--- START PROVIDED RECORDS ---

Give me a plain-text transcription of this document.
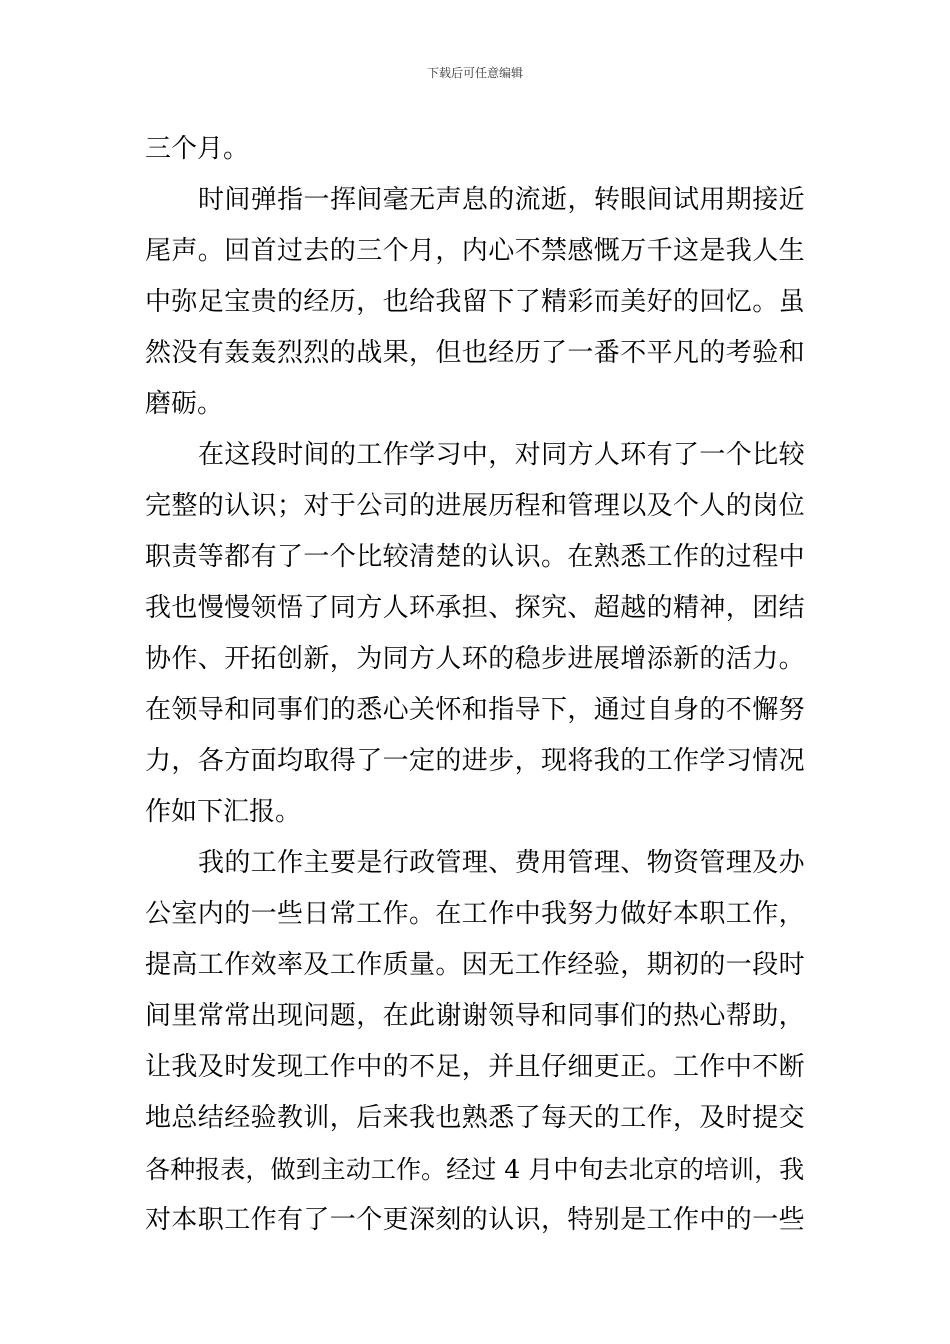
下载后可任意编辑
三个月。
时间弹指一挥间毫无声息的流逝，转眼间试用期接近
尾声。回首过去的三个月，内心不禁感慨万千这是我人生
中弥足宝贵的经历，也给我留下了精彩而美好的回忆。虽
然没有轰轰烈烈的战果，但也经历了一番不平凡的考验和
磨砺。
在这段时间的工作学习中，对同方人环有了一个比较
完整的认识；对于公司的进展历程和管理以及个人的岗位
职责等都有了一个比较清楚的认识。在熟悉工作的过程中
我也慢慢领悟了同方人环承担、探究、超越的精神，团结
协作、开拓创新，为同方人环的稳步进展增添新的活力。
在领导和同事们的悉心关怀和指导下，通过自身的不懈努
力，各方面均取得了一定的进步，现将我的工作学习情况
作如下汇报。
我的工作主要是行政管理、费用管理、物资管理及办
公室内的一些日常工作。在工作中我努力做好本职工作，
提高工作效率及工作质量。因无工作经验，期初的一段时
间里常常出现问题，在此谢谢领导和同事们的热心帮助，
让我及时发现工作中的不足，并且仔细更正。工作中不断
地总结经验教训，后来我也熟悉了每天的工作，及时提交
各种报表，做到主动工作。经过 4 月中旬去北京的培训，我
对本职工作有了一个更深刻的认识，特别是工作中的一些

--- END PROVIDED RECORDS ---
--- START PROVIDED RECORDS ---

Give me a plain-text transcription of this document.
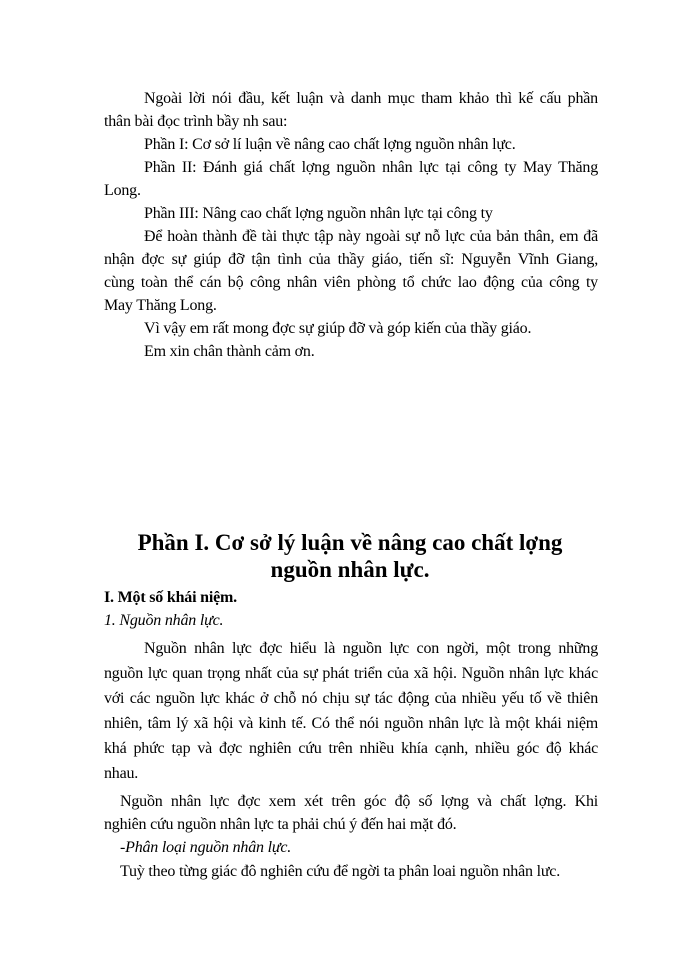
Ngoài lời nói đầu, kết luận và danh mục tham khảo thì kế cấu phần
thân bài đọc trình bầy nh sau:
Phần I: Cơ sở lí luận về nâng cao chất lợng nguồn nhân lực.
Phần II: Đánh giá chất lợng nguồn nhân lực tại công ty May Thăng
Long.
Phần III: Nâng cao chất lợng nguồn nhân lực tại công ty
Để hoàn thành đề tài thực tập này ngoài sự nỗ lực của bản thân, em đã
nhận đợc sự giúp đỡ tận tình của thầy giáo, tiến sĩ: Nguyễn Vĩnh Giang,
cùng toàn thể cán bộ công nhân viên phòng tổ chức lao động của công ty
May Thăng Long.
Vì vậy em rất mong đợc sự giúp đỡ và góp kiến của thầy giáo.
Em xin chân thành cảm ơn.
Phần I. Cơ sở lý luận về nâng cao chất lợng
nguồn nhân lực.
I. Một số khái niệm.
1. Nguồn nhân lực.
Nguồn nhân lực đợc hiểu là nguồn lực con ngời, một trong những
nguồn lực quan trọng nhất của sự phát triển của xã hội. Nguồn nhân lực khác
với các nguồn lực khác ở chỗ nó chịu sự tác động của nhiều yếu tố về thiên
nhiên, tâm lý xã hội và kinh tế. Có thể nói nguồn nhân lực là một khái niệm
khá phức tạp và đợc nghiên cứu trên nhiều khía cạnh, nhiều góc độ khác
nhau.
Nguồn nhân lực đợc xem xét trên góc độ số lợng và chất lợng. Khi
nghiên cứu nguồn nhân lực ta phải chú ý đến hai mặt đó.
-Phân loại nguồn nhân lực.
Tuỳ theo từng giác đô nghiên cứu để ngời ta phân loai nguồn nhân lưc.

--- END PROVIDED RECORDS ---
--- START PROVIDED RECORDS ---

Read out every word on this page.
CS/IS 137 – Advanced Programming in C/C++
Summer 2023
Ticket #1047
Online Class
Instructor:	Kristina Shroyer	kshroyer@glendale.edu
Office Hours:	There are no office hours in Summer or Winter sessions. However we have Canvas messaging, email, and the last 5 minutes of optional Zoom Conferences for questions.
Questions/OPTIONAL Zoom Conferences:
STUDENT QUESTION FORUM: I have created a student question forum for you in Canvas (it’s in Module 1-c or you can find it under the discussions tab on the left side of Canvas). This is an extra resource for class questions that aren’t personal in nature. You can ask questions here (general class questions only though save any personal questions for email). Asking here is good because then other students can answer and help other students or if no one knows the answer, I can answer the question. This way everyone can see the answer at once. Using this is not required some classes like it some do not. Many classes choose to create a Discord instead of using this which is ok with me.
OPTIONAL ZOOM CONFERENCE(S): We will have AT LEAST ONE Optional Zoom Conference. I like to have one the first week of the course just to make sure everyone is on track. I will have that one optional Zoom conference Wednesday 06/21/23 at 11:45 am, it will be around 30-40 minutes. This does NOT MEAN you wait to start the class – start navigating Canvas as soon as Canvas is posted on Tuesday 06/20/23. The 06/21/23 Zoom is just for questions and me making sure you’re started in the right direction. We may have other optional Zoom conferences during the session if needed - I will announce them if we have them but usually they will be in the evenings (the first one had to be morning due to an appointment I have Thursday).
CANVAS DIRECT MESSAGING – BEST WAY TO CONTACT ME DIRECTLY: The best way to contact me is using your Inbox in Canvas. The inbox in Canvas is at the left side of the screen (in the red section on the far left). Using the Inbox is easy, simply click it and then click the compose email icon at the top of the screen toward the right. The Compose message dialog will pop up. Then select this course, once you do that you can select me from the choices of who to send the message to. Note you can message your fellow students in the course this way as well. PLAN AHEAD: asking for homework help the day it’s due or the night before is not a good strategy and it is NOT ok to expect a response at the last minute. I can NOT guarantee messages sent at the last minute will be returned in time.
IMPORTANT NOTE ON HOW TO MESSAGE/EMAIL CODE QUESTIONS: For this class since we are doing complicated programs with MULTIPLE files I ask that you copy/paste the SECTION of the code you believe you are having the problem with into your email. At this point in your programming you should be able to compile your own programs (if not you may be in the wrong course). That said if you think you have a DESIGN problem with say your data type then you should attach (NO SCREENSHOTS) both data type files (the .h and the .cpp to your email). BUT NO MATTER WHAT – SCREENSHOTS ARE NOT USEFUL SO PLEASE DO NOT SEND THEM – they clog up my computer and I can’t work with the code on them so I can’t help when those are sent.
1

--- END PROVIDED RECORDS ---

EXERCISE |
Identify the lines in the entries above that contain "lợng", then copy them out.

TASK RESULT |
Phần I: Cơ sở lí luận về nâng cao chất lợng nguồn nhân lực.
Phần II: Đánh giá chất lợng nguồn nhân lực tại công ty May Thăng
Phần III: Nâng cao chất lợng nguồn nhân lực tại công ty
Phần I. Cơ sở lý luận về nâng cao chất lợng
Nguồn nhân lực đợc xem xét trên góc độ số lợng và chất lợng. Khi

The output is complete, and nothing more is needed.